START

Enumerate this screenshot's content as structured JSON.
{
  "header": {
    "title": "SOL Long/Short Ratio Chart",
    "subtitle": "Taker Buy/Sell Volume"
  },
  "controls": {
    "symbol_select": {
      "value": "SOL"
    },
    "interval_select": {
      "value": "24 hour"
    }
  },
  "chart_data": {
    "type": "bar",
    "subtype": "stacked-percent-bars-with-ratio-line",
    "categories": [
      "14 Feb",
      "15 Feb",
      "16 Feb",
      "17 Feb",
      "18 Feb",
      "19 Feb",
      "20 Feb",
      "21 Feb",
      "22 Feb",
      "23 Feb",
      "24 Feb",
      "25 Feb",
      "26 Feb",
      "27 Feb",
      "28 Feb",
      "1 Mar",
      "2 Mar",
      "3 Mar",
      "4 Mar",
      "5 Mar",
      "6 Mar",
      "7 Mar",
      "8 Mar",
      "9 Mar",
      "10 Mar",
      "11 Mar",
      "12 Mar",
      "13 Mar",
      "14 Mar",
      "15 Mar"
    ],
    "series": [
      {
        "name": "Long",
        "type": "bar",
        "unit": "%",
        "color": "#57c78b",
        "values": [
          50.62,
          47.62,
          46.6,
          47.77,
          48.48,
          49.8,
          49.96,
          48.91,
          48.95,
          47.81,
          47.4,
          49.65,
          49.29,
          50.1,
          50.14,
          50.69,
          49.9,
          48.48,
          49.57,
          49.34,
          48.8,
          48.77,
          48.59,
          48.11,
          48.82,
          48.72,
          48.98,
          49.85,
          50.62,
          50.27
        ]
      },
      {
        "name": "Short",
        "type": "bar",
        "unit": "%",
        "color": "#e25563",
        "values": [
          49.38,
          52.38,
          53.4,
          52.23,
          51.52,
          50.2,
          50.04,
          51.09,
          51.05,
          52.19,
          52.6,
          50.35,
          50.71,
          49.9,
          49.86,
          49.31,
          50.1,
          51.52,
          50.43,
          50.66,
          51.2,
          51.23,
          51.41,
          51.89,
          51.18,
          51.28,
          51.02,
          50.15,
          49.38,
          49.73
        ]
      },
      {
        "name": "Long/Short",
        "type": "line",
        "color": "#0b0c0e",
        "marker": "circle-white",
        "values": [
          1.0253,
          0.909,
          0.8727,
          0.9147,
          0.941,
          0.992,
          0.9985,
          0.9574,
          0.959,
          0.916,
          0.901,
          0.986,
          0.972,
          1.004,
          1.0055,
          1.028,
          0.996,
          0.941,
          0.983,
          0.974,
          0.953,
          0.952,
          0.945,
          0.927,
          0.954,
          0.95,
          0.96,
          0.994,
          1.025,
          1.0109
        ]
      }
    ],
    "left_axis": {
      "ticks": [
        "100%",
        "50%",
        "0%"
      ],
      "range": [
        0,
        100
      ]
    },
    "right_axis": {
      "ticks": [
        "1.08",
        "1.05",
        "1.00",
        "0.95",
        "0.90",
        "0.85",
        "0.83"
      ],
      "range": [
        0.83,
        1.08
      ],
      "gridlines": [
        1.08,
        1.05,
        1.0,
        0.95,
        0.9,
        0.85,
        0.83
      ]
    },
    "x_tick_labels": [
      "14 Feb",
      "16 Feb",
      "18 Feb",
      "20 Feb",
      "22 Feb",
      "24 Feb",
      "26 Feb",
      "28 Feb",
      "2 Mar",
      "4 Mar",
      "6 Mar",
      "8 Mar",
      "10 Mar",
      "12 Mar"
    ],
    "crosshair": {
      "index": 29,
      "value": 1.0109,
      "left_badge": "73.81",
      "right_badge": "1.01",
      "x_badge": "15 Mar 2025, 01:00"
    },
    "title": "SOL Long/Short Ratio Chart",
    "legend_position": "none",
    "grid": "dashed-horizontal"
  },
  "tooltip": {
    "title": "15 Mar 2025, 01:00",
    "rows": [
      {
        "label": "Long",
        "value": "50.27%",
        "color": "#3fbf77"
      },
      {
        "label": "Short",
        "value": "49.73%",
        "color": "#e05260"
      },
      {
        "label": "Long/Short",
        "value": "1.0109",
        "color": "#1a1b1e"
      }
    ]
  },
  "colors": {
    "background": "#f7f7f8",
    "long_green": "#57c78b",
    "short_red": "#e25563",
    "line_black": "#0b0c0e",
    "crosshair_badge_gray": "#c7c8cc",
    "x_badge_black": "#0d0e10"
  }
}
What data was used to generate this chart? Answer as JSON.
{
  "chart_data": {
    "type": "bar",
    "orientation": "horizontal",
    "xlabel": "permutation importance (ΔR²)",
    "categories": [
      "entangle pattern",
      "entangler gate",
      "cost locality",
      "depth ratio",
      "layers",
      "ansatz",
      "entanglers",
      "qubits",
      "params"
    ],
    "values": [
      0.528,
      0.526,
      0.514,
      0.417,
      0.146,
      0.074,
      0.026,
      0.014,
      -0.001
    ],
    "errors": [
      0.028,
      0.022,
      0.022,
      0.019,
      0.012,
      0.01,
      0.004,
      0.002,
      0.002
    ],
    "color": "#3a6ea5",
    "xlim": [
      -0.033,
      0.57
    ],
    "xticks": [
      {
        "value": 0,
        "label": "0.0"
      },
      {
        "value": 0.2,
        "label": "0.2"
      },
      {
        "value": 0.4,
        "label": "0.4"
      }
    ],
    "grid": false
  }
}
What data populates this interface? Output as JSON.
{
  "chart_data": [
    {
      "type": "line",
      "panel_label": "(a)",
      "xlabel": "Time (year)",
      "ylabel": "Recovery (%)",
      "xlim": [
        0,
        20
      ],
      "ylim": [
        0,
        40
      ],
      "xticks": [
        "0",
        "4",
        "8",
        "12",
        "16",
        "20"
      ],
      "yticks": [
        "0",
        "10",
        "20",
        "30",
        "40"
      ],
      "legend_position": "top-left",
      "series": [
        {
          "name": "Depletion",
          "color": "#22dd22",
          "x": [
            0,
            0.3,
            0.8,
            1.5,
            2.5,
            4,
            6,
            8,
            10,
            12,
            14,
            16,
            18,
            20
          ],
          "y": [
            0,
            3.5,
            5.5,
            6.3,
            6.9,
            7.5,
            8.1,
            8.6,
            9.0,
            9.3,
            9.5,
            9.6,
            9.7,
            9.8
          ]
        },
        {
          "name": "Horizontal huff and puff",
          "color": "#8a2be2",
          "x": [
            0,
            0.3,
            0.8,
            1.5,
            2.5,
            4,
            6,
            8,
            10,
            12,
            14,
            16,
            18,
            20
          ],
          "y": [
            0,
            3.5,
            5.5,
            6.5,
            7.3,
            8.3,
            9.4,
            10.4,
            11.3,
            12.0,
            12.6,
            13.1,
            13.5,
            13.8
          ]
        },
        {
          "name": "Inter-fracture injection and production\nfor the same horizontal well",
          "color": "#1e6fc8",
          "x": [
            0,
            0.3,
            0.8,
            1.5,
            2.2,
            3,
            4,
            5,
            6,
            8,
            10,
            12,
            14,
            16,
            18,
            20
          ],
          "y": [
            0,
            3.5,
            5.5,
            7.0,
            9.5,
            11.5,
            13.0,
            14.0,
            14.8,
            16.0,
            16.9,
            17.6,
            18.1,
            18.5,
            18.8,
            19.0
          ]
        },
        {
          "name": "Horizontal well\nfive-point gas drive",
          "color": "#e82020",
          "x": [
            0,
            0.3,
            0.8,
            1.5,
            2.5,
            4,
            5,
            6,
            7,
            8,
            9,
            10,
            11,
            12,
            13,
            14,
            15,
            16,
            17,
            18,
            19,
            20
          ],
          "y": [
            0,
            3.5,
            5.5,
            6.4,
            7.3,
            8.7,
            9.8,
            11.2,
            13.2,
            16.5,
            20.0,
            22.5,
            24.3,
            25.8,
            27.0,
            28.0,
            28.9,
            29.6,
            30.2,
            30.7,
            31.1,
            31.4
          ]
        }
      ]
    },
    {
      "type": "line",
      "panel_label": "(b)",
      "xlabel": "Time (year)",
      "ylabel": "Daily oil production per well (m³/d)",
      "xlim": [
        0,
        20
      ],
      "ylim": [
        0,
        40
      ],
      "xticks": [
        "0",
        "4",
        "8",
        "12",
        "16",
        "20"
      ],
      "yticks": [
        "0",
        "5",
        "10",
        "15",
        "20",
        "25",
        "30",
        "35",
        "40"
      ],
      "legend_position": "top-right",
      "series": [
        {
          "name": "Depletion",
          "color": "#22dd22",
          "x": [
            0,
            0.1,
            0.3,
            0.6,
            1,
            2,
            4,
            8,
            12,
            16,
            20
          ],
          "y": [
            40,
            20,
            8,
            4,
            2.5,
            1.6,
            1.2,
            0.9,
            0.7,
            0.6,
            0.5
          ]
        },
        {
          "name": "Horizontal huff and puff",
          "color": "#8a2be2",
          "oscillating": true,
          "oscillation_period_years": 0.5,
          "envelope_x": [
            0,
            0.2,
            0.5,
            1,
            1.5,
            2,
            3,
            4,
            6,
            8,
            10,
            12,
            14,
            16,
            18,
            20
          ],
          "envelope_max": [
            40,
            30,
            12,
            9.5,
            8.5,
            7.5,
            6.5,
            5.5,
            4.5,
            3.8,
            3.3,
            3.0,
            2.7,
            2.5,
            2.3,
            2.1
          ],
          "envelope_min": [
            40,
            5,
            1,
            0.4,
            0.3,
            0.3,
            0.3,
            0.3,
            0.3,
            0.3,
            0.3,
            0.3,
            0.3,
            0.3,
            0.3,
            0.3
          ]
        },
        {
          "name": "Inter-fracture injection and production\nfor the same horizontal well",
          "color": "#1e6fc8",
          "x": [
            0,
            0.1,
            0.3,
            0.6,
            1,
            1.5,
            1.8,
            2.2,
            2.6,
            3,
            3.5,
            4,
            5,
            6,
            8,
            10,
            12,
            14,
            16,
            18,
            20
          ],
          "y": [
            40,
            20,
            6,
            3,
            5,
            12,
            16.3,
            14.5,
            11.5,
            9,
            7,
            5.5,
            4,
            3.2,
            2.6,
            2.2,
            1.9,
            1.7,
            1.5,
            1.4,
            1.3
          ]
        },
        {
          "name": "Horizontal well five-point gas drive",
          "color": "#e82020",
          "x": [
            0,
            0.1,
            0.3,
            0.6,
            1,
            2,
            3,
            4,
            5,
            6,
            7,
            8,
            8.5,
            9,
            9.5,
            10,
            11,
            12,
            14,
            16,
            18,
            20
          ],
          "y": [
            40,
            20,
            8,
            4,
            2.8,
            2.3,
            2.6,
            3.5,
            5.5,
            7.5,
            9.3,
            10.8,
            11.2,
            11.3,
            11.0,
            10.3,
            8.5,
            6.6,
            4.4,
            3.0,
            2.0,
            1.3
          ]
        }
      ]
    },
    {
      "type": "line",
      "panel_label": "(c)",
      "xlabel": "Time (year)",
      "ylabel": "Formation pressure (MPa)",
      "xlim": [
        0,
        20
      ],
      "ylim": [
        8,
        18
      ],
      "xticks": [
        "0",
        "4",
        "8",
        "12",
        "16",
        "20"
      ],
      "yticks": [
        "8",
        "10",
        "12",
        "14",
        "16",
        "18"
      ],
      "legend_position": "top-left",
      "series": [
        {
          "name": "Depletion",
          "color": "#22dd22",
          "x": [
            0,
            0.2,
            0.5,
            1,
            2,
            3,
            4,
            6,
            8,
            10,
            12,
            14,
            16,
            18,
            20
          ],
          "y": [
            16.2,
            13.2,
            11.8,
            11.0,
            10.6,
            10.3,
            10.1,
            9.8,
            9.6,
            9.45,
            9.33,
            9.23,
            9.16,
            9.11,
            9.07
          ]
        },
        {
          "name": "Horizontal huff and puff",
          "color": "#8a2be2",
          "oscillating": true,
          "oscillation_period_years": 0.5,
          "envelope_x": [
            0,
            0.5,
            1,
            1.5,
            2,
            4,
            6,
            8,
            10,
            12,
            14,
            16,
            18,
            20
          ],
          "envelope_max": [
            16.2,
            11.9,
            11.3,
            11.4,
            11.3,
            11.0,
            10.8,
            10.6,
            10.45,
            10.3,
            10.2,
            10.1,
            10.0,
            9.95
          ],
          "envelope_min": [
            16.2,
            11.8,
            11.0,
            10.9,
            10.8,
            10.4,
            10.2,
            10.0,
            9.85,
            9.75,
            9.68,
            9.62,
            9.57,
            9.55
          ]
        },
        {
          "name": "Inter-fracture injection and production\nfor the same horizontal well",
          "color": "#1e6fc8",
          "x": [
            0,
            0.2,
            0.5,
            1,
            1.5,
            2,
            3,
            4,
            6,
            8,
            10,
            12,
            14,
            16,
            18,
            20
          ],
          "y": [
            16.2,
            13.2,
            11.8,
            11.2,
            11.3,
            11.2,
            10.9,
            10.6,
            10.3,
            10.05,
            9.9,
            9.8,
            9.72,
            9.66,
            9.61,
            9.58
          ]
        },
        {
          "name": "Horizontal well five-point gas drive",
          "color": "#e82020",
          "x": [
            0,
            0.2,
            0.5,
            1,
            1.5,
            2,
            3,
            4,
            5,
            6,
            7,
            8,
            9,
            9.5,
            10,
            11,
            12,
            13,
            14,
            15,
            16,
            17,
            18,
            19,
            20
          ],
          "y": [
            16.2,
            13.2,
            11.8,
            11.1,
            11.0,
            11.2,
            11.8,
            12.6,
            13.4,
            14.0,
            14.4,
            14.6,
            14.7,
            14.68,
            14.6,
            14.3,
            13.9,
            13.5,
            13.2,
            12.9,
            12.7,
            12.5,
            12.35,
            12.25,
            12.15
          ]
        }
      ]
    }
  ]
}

END

→ Written instruction
Isolate the lines above that contain the word "JSON" and copy them.

→ Response
Enumerate this screenshot's content as structured JSON.
What data was used to generate this chart? Answer as JSON.
What data populates this interface? Output as JSON.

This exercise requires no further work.